**DIRECTION:**
Present every line in which the string "data" appears.

**MATERIAL FOR THIS TASK:**
-- begin --

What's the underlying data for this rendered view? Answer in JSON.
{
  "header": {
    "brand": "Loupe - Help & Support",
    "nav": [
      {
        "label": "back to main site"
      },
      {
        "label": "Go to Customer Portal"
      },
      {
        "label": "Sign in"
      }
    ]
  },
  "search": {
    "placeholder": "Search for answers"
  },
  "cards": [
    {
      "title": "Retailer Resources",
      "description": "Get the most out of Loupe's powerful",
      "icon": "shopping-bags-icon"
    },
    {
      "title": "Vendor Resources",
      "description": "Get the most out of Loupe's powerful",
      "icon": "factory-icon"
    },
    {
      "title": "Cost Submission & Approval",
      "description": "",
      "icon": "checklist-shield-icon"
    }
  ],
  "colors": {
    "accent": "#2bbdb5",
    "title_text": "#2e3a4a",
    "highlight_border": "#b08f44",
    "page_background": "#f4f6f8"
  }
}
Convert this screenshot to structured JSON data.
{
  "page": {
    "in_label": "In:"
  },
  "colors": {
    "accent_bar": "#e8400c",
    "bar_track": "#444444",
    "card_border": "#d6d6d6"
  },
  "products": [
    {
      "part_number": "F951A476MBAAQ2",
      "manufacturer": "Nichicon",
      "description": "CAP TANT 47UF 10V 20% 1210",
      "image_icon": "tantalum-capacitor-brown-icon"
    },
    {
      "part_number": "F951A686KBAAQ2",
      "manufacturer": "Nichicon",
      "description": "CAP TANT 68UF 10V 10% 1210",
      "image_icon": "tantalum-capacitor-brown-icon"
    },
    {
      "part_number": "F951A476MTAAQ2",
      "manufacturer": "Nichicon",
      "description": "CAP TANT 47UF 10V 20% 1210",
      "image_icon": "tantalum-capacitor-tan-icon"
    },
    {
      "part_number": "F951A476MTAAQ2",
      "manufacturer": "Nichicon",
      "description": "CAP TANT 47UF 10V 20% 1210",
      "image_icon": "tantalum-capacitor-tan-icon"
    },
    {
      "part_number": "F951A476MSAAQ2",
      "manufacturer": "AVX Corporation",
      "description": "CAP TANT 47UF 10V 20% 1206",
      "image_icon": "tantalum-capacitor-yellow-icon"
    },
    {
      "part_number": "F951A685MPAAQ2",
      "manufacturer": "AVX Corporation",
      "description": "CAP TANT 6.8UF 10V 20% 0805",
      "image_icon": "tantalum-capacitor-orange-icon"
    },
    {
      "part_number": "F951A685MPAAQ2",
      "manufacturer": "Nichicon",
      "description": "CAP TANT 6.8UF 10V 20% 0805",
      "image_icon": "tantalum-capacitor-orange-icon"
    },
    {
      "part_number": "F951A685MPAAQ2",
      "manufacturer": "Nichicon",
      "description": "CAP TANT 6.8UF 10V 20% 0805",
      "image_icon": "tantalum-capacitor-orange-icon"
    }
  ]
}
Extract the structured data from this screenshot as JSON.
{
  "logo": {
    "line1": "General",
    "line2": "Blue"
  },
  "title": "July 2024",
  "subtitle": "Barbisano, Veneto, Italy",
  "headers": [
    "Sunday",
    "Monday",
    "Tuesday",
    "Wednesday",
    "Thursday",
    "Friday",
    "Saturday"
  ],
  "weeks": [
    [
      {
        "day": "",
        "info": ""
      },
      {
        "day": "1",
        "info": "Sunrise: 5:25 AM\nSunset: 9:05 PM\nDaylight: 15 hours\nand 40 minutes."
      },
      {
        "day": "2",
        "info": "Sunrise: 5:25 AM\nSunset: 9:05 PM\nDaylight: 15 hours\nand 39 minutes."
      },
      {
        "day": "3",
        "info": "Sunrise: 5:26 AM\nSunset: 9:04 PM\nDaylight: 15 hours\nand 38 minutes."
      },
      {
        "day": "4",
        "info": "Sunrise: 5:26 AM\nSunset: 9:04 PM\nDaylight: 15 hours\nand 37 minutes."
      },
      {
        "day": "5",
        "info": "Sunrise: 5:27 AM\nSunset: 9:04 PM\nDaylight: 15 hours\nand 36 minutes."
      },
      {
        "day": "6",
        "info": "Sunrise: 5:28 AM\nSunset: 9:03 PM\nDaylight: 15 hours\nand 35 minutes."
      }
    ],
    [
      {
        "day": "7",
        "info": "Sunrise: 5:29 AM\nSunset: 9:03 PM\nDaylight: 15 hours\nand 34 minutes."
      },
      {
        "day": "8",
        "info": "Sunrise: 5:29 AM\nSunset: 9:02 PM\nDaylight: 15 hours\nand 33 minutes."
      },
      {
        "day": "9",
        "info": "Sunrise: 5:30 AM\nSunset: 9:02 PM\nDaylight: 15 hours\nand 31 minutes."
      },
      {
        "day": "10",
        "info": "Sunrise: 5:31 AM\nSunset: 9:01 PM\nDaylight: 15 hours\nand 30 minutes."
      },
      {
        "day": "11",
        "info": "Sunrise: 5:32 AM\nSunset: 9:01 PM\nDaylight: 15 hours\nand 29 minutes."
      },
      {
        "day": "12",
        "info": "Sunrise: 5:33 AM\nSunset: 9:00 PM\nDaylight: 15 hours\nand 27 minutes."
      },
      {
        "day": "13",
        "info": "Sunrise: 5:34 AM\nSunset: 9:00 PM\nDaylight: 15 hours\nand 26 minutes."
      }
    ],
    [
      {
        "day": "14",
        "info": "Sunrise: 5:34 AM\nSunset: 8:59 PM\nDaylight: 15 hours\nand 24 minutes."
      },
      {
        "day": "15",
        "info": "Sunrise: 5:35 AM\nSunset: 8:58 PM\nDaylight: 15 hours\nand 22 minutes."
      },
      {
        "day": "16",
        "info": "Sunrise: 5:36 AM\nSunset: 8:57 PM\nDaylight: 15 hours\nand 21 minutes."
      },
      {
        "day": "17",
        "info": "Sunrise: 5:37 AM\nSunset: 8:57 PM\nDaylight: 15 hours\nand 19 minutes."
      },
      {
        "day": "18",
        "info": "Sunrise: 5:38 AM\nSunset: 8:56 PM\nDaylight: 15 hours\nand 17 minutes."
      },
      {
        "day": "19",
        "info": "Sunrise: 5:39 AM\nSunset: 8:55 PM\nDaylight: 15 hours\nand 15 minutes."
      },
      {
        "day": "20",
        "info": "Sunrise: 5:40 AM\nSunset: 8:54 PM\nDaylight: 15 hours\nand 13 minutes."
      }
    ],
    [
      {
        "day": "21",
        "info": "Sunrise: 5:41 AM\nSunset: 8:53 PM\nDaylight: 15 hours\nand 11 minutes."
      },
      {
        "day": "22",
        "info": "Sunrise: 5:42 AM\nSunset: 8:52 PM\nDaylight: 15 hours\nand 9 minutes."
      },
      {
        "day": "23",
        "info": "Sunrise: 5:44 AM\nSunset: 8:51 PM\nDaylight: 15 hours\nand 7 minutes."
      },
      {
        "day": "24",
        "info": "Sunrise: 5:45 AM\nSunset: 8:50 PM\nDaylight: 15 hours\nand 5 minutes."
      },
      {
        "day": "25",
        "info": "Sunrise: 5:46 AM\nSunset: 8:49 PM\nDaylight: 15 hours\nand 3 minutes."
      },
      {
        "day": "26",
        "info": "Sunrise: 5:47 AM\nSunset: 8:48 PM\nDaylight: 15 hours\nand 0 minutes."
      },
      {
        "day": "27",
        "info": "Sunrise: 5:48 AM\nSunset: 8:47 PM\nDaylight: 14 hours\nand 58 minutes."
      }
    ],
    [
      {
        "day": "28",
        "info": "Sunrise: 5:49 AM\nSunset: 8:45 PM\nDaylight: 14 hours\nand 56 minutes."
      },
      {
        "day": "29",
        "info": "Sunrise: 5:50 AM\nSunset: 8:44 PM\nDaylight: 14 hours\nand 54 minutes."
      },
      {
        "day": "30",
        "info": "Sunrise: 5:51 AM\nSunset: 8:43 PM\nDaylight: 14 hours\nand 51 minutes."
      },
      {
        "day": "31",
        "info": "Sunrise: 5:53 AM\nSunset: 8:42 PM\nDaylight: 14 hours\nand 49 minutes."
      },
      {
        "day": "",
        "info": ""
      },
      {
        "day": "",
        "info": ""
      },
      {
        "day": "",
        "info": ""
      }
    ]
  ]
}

-- end --

**EXERCISE SOLUTION:**
What's the underlying data for this rendered view? Answer in JSON.
Convert this screenshot to structured JSON data.
Extract the structured data from this screenshot as JSON.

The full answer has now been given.